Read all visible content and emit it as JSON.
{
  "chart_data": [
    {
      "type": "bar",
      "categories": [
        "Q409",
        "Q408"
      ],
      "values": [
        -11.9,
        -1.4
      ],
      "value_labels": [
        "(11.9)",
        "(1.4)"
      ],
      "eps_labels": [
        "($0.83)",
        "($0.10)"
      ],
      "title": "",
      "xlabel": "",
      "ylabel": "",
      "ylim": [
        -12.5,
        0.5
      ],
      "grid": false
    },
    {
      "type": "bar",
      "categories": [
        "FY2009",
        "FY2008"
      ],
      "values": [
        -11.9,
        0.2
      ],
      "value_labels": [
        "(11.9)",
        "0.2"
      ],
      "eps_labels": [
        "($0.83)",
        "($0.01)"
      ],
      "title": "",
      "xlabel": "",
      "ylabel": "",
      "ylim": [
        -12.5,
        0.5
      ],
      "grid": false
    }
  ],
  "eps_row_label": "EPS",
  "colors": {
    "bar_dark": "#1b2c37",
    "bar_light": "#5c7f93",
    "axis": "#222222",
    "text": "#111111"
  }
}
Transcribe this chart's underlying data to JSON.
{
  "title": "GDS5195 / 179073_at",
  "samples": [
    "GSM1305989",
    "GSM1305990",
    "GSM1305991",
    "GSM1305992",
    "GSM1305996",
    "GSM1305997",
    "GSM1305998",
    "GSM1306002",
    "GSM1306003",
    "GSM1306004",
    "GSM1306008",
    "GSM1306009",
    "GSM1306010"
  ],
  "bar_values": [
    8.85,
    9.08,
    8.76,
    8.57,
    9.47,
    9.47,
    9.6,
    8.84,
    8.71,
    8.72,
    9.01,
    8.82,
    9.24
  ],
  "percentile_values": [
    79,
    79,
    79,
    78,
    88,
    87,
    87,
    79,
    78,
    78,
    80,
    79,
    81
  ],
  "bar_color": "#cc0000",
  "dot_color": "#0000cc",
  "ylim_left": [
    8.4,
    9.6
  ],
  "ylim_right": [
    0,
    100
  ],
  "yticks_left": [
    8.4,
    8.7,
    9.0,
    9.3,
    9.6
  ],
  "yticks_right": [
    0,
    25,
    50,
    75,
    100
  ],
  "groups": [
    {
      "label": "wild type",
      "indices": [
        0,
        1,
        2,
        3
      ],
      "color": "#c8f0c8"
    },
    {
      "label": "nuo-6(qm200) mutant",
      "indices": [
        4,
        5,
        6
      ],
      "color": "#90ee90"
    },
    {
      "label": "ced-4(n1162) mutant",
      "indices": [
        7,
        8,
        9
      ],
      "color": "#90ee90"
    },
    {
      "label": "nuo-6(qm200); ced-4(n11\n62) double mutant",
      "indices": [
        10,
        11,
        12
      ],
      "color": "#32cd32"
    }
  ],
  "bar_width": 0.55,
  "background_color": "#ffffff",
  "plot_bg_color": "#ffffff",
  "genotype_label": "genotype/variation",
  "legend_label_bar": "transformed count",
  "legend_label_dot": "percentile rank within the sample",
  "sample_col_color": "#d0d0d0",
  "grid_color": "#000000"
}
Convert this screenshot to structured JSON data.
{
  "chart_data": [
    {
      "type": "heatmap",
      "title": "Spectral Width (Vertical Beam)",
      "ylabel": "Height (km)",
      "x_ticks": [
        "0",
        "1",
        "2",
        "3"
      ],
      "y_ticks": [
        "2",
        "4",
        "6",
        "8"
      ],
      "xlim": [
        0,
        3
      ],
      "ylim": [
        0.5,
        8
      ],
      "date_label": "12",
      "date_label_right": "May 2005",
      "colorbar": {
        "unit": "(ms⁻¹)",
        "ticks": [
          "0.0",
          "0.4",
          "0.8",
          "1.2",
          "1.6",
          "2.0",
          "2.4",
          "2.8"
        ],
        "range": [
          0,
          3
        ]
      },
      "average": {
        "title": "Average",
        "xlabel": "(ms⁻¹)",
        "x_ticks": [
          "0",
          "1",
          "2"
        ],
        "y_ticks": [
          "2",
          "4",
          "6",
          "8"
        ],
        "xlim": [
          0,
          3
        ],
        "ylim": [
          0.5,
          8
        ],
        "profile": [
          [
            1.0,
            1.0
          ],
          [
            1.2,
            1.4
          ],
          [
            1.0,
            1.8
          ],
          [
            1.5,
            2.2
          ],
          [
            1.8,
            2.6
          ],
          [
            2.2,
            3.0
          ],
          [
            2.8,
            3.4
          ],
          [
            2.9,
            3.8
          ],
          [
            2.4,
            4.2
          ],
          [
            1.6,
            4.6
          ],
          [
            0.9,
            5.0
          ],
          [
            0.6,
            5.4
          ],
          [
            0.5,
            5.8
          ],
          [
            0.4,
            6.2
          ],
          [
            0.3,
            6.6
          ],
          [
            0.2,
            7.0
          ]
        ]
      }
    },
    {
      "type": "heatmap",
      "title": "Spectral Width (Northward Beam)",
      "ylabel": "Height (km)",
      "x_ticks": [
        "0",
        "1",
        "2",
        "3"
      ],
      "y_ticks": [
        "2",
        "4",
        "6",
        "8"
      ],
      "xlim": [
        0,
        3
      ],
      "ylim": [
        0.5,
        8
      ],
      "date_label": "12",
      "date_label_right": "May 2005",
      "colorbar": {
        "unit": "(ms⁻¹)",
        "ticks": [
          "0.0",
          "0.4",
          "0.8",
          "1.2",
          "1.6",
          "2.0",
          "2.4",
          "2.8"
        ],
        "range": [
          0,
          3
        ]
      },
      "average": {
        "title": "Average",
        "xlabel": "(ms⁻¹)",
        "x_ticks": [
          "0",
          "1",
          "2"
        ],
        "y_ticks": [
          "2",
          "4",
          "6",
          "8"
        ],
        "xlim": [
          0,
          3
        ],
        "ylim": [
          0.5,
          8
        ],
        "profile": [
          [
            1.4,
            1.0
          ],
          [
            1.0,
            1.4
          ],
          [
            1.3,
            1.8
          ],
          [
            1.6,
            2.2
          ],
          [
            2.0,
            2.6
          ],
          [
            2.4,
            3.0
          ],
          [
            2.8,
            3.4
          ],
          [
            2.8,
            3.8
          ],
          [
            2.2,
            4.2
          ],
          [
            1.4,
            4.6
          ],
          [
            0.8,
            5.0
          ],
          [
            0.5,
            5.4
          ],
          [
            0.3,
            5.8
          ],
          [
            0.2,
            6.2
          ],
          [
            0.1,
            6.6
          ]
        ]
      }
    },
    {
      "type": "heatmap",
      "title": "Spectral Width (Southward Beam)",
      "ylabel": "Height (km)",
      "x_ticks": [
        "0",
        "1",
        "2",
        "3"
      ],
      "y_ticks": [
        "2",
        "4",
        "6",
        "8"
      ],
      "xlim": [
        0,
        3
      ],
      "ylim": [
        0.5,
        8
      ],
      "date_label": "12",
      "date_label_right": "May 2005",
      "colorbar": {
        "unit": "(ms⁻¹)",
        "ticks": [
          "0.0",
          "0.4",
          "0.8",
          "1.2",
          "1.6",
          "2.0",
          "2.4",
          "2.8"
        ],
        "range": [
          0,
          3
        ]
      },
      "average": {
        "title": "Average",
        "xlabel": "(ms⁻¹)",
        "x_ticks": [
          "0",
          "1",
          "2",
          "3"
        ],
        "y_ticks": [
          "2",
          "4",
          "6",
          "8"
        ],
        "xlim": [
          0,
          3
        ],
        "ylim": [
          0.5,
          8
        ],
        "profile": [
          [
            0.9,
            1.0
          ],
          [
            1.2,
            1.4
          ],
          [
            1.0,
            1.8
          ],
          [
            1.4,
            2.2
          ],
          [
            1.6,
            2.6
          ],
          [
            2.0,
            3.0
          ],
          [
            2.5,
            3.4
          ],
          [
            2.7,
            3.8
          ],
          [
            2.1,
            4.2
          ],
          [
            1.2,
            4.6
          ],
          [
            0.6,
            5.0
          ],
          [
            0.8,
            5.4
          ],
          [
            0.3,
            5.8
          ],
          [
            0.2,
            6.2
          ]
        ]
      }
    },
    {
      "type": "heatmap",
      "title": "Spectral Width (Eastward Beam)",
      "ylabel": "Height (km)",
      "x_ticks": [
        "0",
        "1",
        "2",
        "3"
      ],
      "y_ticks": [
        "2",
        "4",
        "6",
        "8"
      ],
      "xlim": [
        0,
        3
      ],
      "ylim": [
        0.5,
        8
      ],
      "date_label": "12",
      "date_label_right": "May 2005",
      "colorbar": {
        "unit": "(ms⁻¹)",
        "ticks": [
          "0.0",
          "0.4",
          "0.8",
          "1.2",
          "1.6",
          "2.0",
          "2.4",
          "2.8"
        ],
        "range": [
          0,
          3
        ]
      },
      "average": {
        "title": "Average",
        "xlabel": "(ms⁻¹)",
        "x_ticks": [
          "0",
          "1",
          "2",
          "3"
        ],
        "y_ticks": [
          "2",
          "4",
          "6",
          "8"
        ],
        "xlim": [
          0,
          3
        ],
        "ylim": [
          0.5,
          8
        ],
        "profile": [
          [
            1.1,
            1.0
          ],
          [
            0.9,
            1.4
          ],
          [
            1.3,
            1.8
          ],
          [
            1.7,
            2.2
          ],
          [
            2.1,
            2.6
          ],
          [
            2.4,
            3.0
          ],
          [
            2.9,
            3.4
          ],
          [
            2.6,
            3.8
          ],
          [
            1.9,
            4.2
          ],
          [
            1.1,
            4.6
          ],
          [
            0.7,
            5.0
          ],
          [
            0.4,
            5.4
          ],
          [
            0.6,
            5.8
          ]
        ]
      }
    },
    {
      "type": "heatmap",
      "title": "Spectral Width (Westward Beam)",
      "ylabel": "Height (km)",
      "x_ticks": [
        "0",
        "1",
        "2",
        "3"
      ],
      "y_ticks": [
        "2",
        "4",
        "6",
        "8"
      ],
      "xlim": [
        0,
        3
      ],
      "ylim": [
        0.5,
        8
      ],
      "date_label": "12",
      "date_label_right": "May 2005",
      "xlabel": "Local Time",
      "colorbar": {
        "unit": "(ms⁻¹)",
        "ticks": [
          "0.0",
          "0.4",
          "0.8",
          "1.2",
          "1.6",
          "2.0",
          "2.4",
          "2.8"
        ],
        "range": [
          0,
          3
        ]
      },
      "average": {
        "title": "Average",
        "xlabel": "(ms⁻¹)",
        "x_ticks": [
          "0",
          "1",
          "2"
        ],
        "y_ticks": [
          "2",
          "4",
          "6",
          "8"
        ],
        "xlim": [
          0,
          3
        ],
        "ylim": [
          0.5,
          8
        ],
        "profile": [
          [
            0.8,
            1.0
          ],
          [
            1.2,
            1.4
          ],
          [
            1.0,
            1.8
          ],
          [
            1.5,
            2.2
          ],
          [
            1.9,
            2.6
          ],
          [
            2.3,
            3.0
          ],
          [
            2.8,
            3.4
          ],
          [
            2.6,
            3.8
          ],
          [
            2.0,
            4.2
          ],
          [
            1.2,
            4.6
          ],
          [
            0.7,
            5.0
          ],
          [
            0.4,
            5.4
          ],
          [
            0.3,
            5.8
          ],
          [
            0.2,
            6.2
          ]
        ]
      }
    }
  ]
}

*-*-*

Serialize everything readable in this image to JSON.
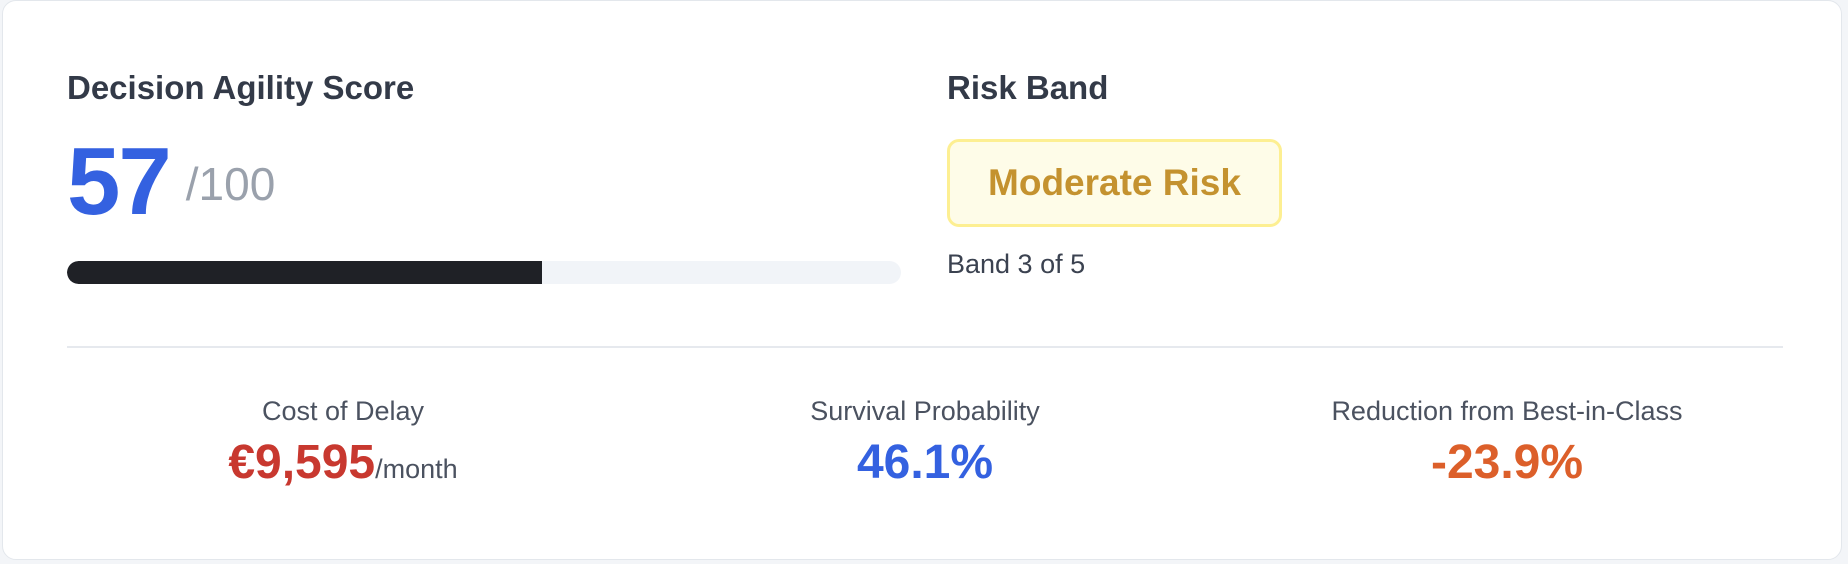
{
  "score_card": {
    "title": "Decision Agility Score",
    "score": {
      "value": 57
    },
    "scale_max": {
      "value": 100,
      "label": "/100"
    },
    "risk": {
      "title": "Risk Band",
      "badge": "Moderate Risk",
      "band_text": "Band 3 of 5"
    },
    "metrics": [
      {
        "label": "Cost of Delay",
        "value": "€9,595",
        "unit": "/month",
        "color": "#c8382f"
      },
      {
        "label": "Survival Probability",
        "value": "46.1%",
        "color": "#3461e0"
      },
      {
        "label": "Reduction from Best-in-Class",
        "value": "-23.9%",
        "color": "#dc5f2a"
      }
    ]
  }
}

*-*-*

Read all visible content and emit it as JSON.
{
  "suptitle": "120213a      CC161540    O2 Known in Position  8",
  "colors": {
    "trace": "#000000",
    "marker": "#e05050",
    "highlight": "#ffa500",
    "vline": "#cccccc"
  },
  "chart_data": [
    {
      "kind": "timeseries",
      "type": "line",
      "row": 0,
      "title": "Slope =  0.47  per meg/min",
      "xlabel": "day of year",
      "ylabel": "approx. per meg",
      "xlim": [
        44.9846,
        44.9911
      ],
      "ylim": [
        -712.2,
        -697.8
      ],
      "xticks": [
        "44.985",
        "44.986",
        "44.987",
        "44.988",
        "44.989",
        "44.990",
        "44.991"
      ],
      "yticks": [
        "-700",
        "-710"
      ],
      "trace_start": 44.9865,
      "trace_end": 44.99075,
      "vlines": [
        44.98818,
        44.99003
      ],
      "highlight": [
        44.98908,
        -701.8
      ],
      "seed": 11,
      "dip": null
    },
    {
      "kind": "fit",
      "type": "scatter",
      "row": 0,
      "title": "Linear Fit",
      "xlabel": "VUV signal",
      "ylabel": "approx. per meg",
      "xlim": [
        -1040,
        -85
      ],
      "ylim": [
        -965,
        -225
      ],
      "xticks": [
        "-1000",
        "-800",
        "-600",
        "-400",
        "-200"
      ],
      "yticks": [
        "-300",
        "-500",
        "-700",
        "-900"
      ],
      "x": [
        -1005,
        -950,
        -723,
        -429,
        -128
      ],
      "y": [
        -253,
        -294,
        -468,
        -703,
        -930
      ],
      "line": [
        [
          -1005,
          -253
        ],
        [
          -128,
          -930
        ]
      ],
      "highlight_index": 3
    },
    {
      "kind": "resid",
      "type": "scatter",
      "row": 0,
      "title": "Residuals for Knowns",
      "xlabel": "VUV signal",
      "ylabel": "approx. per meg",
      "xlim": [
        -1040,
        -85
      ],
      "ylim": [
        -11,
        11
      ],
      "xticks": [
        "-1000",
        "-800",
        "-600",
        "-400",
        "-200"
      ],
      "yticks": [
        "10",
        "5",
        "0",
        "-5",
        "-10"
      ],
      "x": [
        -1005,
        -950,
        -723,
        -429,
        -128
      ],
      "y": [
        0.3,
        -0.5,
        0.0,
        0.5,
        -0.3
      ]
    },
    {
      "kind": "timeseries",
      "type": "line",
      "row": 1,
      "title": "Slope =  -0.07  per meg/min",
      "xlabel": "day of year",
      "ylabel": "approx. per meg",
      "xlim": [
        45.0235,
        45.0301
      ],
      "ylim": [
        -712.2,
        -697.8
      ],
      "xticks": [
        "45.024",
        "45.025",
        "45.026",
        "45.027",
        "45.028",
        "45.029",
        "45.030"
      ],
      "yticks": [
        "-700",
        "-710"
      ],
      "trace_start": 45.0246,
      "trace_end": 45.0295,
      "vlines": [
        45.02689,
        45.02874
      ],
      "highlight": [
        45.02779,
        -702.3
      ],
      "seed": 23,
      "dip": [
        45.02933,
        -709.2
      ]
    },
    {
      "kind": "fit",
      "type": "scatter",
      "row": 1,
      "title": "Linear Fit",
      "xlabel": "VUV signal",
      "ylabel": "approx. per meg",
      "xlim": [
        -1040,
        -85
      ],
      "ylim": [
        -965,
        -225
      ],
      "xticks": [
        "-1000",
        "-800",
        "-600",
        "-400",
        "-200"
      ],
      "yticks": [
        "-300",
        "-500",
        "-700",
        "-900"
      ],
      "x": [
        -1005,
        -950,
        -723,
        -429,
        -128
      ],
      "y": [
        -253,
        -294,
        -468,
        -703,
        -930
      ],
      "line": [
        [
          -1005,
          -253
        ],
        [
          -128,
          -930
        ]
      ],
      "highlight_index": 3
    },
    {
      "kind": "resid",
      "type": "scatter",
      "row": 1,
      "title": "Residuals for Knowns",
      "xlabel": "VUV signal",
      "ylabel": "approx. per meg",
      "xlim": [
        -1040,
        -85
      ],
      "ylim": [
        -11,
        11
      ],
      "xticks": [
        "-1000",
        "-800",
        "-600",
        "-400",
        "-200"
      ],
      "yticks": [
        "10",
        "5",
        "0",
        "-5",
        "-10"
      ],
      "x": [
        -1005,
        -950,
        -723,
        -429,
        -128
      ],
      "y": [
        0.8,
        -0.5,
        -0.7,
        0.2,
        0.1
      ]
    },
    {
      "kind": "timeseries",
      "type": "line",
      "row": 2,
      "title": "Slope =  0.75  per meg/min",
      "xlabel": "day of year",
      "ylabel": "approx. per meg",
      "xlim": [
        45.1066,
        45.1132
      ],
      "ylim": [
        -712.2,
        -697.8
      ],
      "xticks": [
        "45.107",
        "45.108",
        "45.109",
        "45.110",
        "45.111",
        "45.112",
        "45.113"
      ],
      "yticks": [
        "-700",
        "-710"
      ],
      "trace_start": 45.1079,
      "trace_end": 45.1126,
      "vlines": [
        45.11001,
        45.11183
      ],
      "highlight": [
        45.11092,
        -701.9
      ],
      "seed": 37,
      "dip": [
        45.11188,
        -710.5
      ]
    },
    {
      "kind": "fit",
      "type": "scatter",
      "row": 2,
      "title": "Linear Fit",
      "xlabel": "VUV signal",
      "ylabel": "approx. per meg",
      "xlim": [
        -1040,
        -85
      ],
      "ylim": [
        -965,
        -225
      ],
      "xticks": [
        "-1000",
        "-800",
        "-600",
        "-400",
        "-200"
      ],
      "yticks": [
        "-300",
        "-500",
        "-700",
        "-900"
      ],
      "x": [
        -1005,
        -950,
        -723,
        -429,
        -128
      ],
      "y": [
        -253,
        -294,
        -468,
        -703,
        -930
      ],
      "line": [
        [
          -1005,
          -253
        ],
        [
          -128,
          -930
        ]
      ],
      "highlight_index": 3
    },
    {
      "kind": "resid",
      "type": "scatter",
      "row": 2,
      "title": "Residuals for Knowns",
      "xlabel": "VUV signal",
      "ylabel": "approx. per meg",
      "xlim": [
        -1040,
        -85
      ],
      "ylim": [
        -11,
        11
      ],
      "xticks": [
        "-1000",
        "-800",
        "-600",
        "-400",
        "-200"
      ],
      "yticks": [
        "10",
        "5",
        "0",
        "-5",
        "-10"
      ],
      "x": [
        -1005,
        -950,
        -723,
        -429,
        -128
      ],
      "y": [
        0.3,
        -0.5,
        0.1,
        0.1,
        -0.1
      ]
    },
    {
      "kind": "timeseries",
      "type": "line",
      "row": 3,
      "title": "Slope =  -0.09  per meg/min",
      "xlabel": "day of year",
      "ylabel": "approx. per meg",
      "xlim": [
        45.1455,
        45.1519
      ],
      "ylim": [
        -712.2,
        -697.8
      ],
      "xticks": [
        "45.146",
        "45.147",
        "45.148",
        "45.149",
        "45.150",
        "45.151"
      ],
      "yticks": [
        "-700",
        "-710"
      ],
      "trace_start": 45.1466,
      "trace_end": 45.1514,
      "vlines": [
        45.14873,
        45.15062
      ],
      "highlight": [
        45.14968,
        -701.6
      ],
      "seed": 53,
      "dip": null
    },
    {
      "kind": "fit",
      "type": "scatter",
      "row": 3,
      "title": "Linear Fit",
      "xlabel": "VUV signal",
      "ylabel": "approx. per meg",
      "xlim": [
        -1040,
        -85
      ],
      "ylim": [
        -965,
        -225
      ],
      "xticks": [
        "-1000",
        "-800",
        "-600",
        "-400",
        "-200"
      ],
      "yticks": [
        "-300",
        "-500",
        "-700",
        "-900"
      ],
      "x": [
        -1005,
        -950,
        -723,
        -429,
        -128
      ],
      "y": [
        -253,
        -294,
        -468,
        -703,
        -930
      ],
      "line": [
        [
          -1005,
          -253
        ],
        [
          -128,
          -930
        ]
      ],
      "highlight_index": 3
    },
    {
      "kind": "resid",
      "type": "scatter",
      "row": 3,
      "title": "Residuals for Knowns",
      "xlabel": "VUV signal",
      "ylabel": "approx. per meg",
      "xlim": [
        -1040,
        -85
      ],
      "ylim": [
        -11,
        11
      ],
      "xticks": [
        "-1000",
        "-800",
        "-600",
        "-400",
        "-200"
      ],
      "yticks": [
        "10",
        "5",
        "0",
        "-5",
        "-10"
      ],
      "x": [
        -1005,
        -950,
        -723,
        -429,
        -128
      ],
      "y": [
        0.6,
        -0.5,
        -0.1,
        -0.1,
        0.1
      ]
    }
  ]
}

*-*-*

## TASK
Search the data above for the string "mutant" and return every line that has it.

## FINAL ANSWER
      "label": "nuo-6(qm200) mutant",
      "label": "ced-4(n1162) mutant",
      "label": "nuo-6(qm200); ced-4(n11\n62) double mutant",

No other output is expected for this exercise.